/---
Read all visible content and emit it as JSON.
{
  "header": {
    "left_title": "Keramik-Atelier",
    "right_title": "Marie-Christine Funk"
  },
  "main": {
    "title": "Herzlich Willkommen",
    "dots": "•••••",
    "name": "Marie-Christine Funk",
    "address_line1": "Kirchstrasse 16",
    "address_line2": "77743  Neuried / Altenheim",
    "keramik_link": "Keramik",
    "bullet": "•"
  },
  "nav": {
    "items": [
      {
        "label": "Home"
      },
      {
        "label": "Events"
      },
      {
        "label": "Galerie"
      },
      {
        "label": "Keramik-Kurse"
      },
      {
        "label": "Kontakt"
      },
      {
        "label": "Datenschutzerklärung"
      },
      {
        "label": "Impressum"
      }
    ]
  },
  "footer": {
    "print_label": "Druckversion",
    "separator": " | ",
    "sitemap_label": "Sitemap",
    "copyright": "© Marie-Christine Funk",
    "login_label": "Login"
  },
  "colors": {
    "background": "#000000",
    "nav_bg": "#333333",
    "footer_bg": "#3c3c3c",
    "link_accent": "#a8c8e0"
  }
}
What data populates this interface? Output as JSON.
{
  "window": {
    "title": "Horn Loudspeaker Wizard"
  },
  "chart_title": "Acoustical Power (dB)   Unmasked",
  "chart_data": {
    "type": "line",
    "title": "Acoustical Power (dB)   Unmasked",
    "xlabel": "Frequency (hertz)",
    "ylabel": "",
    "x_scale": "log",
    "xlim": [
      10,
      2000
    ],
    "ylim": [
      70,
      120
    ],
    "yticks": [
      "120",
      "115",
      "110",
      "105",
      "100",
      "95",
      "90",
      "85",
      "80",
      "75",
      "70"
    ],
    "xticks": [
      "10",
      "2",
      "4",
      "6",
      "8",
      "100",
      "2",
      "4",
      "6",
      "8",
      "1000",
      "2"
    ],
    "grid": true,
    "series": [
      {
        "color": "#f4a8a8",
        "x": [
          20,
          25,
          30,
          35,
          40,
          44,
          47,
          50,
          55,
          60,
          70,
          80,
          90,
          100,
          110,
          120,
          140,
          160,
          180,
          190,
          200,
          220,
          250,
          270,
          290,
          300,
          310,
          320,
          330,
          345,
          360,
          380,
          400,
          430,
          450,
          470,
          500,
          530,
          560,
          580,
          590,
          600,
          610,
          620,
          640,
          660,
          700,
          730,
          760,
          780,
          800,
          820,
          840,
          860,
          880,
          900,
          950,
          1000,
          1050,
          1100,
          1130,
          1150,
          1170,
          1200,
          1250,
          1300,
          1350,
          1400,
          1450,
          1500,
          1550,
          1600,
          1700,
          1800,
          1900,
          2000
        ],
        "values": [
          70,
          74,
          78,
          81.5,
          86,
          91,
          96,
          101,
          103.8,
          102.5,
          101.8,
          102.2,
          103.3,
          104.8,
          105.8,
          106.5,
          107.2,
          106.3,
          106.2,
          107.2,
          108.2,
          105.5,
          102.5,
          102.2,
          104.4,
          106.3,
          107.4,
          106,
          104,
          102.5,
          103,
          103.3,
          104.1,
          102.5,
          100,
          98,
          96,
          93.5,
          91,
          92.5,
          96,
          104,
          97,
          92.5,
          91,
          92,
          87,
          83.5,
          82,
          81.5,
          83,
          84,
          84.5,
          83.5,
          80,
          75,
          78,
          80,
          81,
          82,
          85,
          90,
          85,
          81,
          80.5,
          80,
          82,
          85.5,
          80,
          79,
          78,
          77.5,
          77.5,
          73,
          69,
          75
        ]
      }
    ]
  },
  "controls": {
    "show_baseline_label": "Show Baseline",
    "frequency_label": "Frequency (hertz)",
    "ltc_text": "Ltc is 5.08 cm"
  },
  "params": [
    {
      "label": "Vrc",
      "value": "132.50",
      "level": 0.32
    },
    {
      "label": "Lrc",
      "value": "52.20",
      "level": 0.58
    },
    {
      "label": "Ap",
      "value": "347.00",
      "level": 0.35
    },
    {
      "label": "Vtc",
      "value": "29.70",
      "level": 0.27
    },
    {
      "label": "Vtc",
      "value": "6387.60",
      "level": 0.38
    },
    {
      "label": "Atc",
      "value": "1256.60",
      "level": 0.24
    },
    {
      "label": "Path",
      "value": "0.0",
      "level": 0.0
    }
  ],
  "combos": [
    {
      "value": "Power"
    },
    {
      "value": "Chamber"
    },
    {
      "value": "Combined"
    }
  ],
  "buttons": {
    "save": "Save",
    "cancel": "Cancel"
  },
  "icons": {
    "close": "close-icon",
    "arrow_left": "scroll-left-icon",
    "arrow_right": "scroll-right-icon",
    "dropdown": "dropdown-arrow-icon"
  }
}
\---
**GIVEN EXERCISE:**
Return the entries above exactly as they appear.

**REPLY TO THE EXERCISE:**
Read all visible content and emit it as JSON.
{
  "header": {
    "left_title": "Keramik-Atelier",
    "right_title": "Marie-Christine Funk"
  },
  "main": {
    "title": "Herzlich Willkommen",
    "dots": "•••••",
    "name": "Marie-Christine Funk",
    "address_line1": "Kirchstrasse 16",
    "address_line2": "77743  Neuried / Altenheim",
    "keramik_link": "Keramik",
    "bullet": "•"
  },
  "nav": {
    "items": [
      {
        "label": "Home"
      },
      {
        "label": "Events"
      },
      {
        "label": "Galerie"
      },
      {
        "label": "Keramik-Kurse"
      },
      {
        "label": "Kontakt"
      },
      {
        "label": "Datenschutzerklärung"
      },
      {
        "label": "Impressum"
      }
    ]
  },
  "footer": {
    "print_label": "Druckversion",
    "separator": " | ",
    "sitemap_label": "Sitemap",
    "copyright": "© Marie-Christine Funk",
    "login_label": "Login"
  },
  "colors": {
    "background": "#000000",
    "nav_bg": "#333333",
    "footer_bg": "#3c3c3c",
    "link_accent": "#a8c8e0"
  }
}
What data populates this interface? Output as JSON.
{
  "window": {
    "title": "Horn Loudspeaker Wizard"
  },
  "chart_title": "Acoustical Power (dB)   Unmasked",
  "chart_data": {
    "type": "line",
    "title": "Acoustical Power (dB)   Unmasked",
    "xlabel": "Frequency (hertz)",
    "ylabel": "",
    "x_scale": "log",
    "xlim": [
      10,
      2000
    ],
    "ylim": [
      70,
      120
    ],
    "yticks": [
      "120",
      "115",
      "110",
      "105",
      "100",
      "95",
      "90",
      "85",
      "80",
      "75",
      "70"
    ],
    "xticks": [
      "10",
      "2",
      "4",
      "6",
      "8",
      "100",
      "2",
      "4",
      "6",
      "8",
      "1000",
      "2"
    ],
    "grid": true,
    "series": [
      {
        "color": "#f4a8a8",
        "x": [
          20,
          25,
          30,
          35,
          40,
          44,
          47,
          50,
          55,
          60,
          70,
          80,
          90,
          100,
          110,
          120,
          140,
          160,
          180,
          190,
          200,
          220,
          250,
          270,
          290,
          300,
          310,
          320,
          330,
          345,
          360,
          380,
          400,
          430,
          450,
          470,
          500,
          530,
          560,
          580,
          590,
          600,
          610,
          620,
          640,
          660,
          700,
          730,
          760,
          780,
          800,
          820,
          840,
          860,
          880,
          900,
          950,
          1000,
          1050,
          1100,
          1130,
          1150,
          1170,
          1200,
          1250,
          1300,
          1350,
          1400,
          1450,
          1500,
          1550,
          1600,
          1700,
          1800,
          1900,
          2000
        ],
        "values": [
          70,
          74,
          78,
          81.5,
          86,
          91,
          96,
          101,
          103.8,
          102.5,
          101.8,
          102.2,
          103.3,
          104.8,
          105.8,
          106.5,
          107.2,
          106.3,
          106.2,
          107.2,
          108.2,
          105.5,
          102.5,
          102.2,
          104.4,
          106.3,
          107.4,
          106,
          104,
          102.5,
          103,
          103.3,
          104.1,
          102.5,
          100,
          98,
          96,
          93.5,
          91,
          92.5,
          96,
          104,
          97,
          92.5,
          91,
          92,
          87,
          83.5,
          82,
          81.5,
          83,
          84,
          84.5,
          83.5,
          80,
          75,
          78,
          80,
          81,
          82,
          85,
          90,
          85,
          81,
          80.5,
          80,
          82,
          85.5,
          80,
          79,
          78,
          77.5,
          77.5,
          73,
          69,
          75
        ]
      }
    ]
  },
  "controls": {
    "show_baseline_label": "Show Baseline",
    "frequency_label": "Frequency (hertz)",
    "ltc_text": "Ltc is 5.08 cm"
  },
  "params": [
    {
      "label": "Vrc",
      "value": "132.50",
      "level": 0.32
    },
    {
      "label": "Lrc",
      "value": "52.20",
      "level": 0.58
    },
    {
      "label": "Ap",
      "value": "347.00",
      "level": 0.35
    },
    {
      "label": "Vtc",
      "value": "29.70",
      "level": 0.27
    },
    {
      "label": "Vtc",
      "value": "6387.60",
      "level": 0.38
    },
    {
      "label": "Atc",
      "value": "1256.60",
      "level": 0.24
    },
    {
      "label": "Path",
      "value": "0.0",
      "level": 0.0
    }
  ],
  "combos": [
    {
      "value": "Power"
    },
    {
      "value": "Chamber"
    },
    {
      "value": "Combined"
    }
  ],
  "buttons": {
    "save": "Save",
    "cancel": "Cancel"
  },
  "icons": {
    "close": "close-icon",
    "arrow_left": "scroll-left-icon",
    "arrow_right": "scroll-right-icon",
    "dropdown": "dropdown-arrow-icon"
  }
}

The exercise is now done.